• _DATA RECORDS_:
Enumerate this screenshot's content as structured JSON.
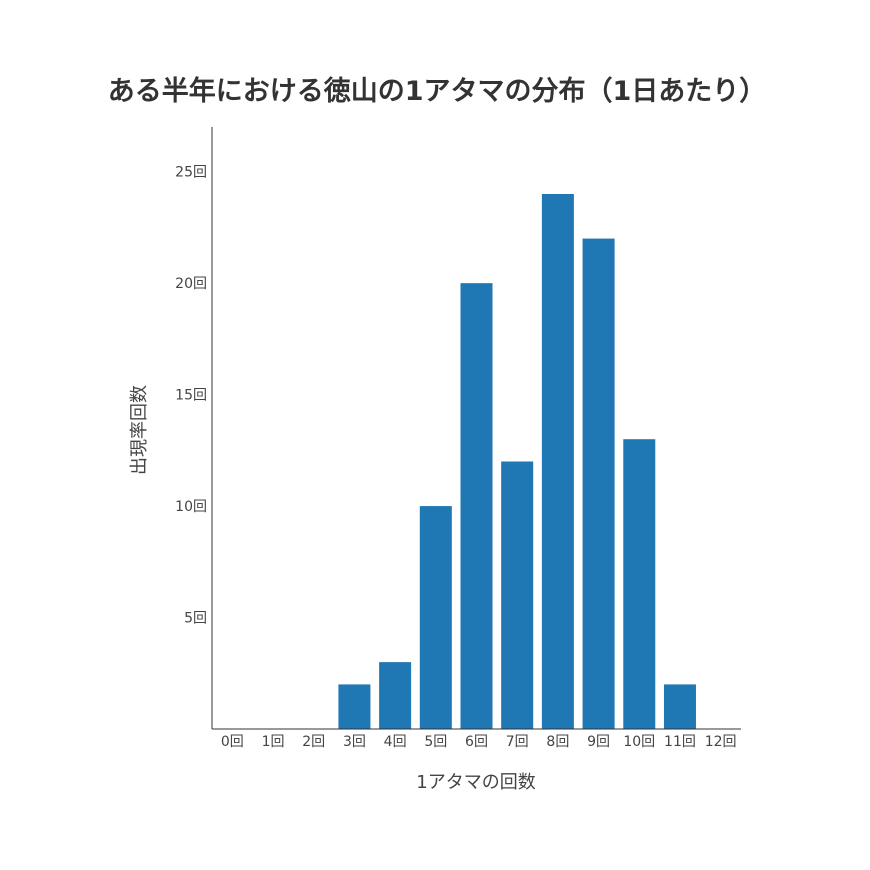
{
  "chart_data": {
    "type": "bar",
    "title": "ある半年における徳山の1アタマの分布（1日あたり）",
    "xlabel": "1アタマの回数",
    "ylabel": "出現率回数",
    "categories": [
      "0回",
      "1回",
      "2回",
      "3回",
      "4回",
      "5回",
      "6回",
      "7回",
      "8回",
      "9回",
      "10回",
      "11回",
      "12回"
    ],
    "values": [
      0,
      0,
      0,
      2,
      3,
      10,
      20,
      12,
      24,
      22,
      13,
      2,
      0
    ],
    "y_ticks": [
      5,
      10,
      15,
      20,
      25
    ],
    "y_tick_labels": [
      "5回",
      "10回",
      "15回",
      "20回",
      "25回"
    ],
    "ylim": [
      0,
      27
    ],
    "grid": false,
    "legend": "none",
    "bar_color": "#1f77b4"
  }
}
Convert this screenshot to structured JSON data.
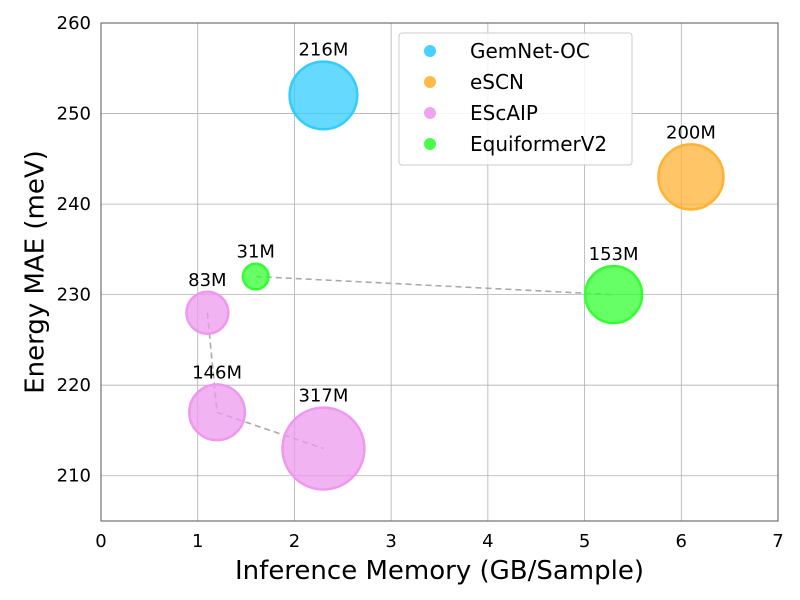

• _SET EXERCISE_: Every record above should be written out again exactly; the pictures stay out of the copy.

• _TASK OUTPUT_:
Enumerate this screenshot's content as structured JSON.
{
  "chart_data": {
    "type": "bar",
    "title": "ある半年における徳山の1アタマの分布（1日あたり）",
    "xlabel": "1アタマの回数",
    "ylabel": "出現率回数",
    "categories": [
      "0回",
      "1回",
      "2回",
      "3回",
      "4回",
      "5回",
      "6回",
      "7回",
      "8回",
      "9回",
      "10回",
      "11回",
      "12回"
    ],
    "values": [
      0,
      0,
      0,
      2,
      3,
      10,
      20,
      12,
      24,
      22,
      13,
      2,
      0
    ],
    "y_ticks": [
      5,
      10,
      15,
      20,
      25
    ],
    "y_tick_labels": [
      "5回",
      "10回",
      "15回",
      "20回",
      "25回"
    ],
    "ylim": [
      0,
      27
    ],
    "grid": false,
    "legend": "none",
    "bar_color": "#1f77b4"
  }
}
Convert this screenshot to structured JSON data.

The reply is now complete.